> What you will do
Copy out every line of the records below word for word.

········

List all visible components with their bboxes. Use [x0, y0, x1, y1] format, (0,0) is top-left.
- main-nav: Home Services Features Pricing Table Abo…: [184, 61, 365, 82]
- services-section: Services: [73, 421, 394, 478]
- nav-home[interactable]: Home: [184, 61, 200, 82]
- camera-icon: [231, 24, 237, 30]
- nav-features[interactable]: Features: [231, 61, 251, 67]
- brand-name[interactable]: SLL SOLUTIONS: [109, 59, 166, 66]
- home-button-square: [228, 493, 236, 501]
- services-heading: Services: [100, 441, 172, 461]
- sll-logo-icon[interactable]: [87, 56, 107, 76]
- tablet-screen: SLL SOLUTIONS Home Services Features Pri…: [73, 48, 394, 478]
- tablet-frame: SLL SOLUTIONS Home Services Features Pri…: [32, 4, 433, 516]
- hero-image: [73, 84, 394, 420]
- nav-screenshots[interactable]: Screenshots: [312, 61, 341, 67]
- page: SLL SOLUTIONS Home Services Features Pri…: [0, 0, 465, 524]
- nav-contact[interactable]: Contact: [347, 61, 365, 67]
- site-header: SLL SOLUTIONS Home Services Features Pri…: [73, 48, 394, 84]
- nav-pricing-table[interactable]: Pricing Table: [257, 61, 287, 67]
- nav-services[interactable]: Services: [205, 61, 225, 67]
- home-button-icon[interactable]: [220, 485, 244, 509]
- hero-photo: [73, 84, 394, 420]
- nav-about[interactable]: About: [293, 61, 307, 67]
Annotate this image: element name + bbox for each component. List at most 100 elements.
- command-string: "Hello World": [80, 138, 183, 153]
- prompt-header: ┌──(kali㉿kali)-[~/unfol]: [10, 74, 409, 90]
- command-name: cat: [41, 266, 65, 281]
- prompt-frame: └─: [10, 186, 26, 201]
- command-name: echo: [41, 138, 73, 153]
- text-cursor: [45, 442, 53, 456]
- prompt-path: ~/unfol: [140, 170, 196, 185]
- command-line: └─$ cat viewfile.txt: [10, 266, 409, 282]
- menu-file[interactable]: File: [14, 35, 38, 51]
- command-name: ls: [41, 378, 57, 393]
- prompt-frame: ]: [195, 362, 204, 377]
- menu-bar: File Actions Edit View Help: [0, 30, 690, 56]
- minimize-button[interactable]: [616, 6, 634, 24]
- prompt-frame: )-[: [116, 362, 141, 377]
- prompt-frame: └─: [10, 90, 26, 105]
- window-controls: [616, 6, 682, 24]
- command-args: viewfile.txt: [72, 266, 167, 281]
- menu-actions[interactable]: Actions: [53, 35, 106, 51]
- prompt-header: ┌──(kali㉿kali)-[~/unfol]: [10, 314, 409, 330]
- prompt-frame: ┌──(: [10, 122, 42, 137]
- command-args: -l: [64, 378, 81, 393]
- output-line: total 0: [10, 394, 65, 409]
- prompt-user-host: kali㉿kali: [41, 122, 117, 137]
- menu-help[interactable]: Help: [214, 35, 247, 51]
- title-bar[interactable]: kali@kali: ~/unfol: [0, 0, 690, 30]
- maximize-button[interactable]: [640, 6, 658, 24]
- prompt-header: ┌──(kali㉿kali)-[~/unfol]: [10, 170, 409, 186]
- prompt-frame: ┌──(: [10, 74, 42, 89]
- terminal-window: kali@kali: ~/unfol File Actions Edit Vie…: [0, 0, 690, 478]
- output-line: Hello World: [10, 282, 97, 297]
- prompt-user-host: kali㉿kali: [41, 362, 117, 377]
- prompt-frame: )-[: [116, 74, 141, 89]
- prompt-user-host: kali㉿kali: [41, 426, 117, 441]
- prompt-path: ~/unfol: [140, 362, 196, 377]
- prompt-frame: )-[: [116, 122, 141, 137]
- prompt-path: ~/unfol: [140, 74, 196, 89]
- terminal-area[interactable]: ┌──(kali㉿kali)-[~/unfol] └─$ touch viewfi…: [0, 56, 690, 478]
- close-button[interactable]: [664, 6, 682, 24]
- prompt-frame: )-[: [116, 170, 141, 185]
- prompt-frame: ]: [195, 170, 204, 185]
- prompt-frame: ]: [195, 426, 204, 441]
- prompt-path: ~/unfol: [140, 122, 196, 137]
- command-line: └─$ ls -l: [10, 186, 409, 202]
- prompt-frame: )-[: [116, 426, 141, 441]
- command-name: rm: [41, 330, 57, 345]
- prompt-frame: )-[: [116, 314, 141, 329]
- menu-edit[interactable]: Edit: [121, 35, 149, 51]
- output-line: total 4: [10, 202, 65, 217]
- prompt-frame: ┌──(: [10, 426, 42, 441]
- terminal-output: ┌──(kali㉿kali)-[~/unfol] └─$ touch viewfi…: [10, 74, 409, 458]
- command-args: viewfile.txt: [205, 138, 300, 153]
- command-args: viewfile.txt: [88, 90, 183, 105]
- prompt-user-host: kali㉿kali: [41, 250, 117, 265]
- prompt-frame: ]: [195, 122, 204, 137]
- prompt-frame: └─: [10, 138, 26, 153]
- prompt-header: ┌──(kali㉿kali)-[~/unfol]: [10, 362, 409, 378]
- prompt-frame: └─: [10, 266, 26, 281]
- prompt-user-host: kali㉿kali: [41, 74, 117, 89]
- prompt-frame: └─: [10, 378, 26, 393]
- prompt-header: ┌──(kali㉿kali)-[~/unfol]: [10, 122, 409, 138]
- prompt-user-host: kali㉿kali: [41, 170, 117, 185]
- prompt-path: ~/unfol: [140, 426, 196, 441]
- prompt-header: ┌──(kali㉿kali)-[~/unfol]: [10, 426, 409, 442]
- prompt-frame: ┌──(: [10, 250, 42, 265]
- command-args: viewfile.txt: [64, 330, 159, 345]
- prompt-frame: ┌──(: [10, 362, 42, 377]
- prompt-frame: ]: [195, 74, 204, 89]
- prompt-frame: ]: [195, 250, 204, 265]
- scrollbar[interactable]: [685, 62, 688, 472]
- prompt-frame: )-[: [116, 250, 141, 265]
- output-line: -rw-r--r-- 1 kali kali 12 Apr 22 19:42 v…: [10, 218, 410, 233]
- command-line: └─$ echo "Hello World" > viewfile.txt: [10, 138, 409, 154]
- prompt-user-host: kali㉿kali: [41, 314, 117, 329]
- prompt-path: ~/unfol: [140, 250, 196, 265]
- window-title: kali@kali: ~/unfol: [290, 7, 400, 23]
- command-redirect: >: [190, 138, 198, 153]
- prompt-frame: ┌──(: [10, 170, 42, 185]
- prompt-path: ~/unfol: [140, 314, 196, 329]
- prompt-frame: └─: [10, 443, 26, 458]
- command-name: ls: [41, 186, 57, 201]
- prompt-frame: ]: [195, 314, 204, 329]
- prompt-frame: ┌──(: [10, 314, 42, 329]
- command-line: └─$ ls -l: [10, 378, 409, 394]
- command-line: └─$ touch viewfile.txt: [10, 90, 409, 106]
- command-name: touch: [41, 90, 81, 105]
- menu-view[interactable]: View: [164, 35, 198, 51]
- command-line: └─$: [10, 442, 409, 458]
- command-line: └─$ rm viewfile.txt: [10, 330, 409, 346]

········

> Answer to the problem
List all visible components with their bboxes. Use [x0, y0, x1, y1] format, (0,0) is top-left.
- main-nav: Home Services Features Pricing Table Abo…: [184, 61, 365, 82]
- services-section: Services: [73, 421, 394, 478]
- nav-home[interactable]: Home: [184, 61, 200, 82]
- camera-icon: [231, 24, 237, 30]
- nav-features[interactable]: Features: [231, 61, 251, 67]
- brand-name[interactable]: SLL SOLUTIONS: [109, 59, 166, 66]
- home-button-square: [228, 493, 236, 501]
- services-heading: Services: [100, 441, 172, 461]
- sll-logo-icon[interactable]: [87, 56, 107, 76]
- tablet-screen: SLL SOLUTIONS Home Services Features Pri…: [73, 48, 394, 478]
- tablet-frame: SLL SOLUTIONS Home Services Features Pri…: [32, 4, 433, 516]
- hero-image: [73, 84, 394, 420]
- nav-screenshots[interactable]: Screenshots: [312, 61, 341, 67]
- page: SLL SOLUTIONS Home Services Features Pri…: [0, 0, 465, 524]
- nav-contact[interactable]: Contact: [347, 61, 365, 67]
- site-header: SLL SOLUTIONS Home Services Features Pri…: [73, 48, 394, 84]
- nav-pricing-table[interactable]: Pricing Table: [257, 61, 287, 67]
- nav-services[interactable]: Services: [205, 61, 225, 67]
- home-button-icon[interactable]: [220, 485, 244, 509]
- hero-photo: [73, 84, 394, 420]
- nav-about[interactable]: About: [293, 61, 307, 67]
Annotate this image: element name + bbox for each component. List at most 100 elements.
- command-string: "Hello World": [80, 138, 183, 153]
- prompt-header: ┌──(kali㉿kali)-[~/unfol]: [10, 74, 409, 90]
- command-name: cat: [41, 266, 65, 281]
- prompt-frame: └─: [10, 186, 26, 201]
- command-name: echo: [41, 138, 73, 153]
- text-cursor: [45, 442, 53, 456]
- prompt-path: ~/unfol: [140, 170, 196, 185]
- command-line: └─$ cat viewfile.txt: [10, 266, 409, 282]
- menu-file[interactable]: File: [14, 35, 38, 51]
- command-name: ls: [41, 378, 57, 393]
- prompt-frame: ]: [195, 362, 204, 377]
- menu-bar: File Actions Edit View Help: [0, 30, 690, 56]
- minimize-button[interactable]: [616, 6, 634, 24]
- prompt-frame: )-[: [116, 362, 141, 377]
- prompt-frame: └─: [10, 90, 26, 105]
- window-controls: [616, 6, 682, 24]
- command-args: viewfile.txt: [72, 266, 167, 281]
- menu-actions[interactable]: Actions: [53, 35, 106, 51]
- prompt-header: ┌──(kali㉿kali)-[~/unfol]: [10, 314, 409, 330]
- prompt-frame: ┌──(: [10, 122, 42, 137]
- command-args: -l: [64, 378, 81, 393]
- output-line: total 0: [10, 394, 65, 409]
- prompt-user-host: kali㉿kali: [41, 122, 117, 137]
- menu-help[interactable]: Help: [214, 35, 247, 51]
- title-bar[interactable]: kali@kali: ~/unfol: [0, 0, 690, 30]
- maximize-button[interactable]: [640, 6, 658, 24]
- prompt-header: ┌──(kali㉿kali)-[~/unfol]: [10, 170, 409, 186]
- prompt-frame: ┌──(: [10, 74, 42, 89]
- terminal-window: kali@kali: ~/unfol File Actions Edit Vie…: [0, 0, 690, 478]
- output-line: Hello World: [10, 282, 97, 297]
- prompt-user-host: kali㉿kali: [41, 362, 117, 377]
- prompt-frame: )-[: [116, 74, 141, 89]
- prompt-user-host: kali㉿kali: [41, 426, 117, 441]
- prompt-path: ~/unfol: [140, 362, 196, 377]
- prompt-frame: )-[: [116, 122, 141, 137]
- prompt-path: ~/unfol: [140, 74, 196, 89]
- terminal-area[interactable]: ┌──(kali㉿kali)-[~/unfol] └─$ touch viewfi…: [0, 56, 690, 478]
- close-button[interactable]: [664, 6, 682, 24]
- prompt-frame: )-[: [116, 170, 141, 185]
- prompt-frame: ]: [195, 170, 204, 185]
- prompt-frame: ]: [195, 426, 204, 441]
- prompt-path: ~/unfol: [140, 122, 196, 137]
- command-line: └─$ ls -l: [10, 186, 409, 202]
- prompt-frame: )-[: [116, 426, 141, 441]
- command-name: rm: [41, 330, 57, 345]
- prompt-frame: )-[: [116, 314, 141, 329]
- menu-edit[interactable]: Edit: [121, 35, 149, 51]
- output-line: total 4: [10, 202, 65, 217]
- prompt-frame: ┌──(: [10, 426, 42, 441]
- terminal-output: ┌──(kali㉿kali)-[~/unfol] └─$ touch viewfi…: [10, 74, 409, 458]
- command-args: viewfile.txt: [205, 138, 300, 153]
- command-args: viewfile.txt: [88, 90, 183, 105]
- prompt-user-host: kali㉿kali: [41, 250, 117, 265]
- prompt-frame: ]: [195, 122, 204, 137]
- prompt-frame: └─: [10, 138, 26, 153]
- prompt-header: ┌──(kali㉿kali)-[~/unfol]: [10, 362, 409, 378]
- prompt-frame: └─: [10, 266, 26, 281]
- prompt-user-host: kali㉿kali: [41, 74, 117, 89]
- prompt-frame: └─: [10, 378, 26, 393]
- prompt-header: ┌──(kali㉿kali)-[~/unfol]: [10, 122, 409, 138]
- prompt-user-host: kali㉿kali: [41, 170, 117, 185]
- prompt-path: ~/unfol: [140, 426, 196, 441]
- prompt-header: ┌──(kali㉿kali)-[~/unfol]: [10, 426, 409, 442]
- prompt-frame: ┌──(: [10, 250, 42, 265]
- command-args: viewfile.txt: [64, 330, 159, 345]
- prompt-frame: ┌──(: [10, 362, 42, 377]
- prompt-frame: ]: [195, 74, 204, 89]
- prompt-frame: ]: [195, 250, 204, 265]
- scrollbar[interactable]: [685, 62, 688, 472]
- prompt-frame: )-[: [116, 250, 141, 265]
- output-line: -rw-r--r-- 1 kali kali 12 Apr 22 19:42 v…: [10, 218, 410, 233]
- command-line: └─$ echo "Hello World" > viewfile.txt: [10, 138, 409, 154]
- prompt-user-host: kali㉿kali: [41, 314, 117, 329]
- prompt-path: ~/unfol: [140, 250, 196, 265]
- window-title: kali@kali: ~/unfol: [290, 7, 400, 23]
- command-redirect: >: [190, 138, 198, 153]
- prompt-frame: ┌──(: [10, 170, 42, 185]
- prompt-path: ~/unfol: [140, 314, 196, 329]
- prompt-frame: └─: [10, 443, 26, 458]
- command-name: ls: [41, 186, 57, 201]
- prompt-frame: ]: [195, 314, 204, 329]
- prompt-frame: ┌──(: [10, 314, 42, 329]
- command-line: └─$ ls -l: [10, 378, 409, 394]
- command-line: └─$ touch viewfile.txt: [10, 90, 409, 106]
- command-name: touch: [41, 90, 81, 105]
- menu-view[interactable]: View: [164, 35, 198, 51]
- command-line: └─$: [10, 442, 409, 458]
- command-line: └─$ rm viewfile.txt: [10, 330, 409, 346]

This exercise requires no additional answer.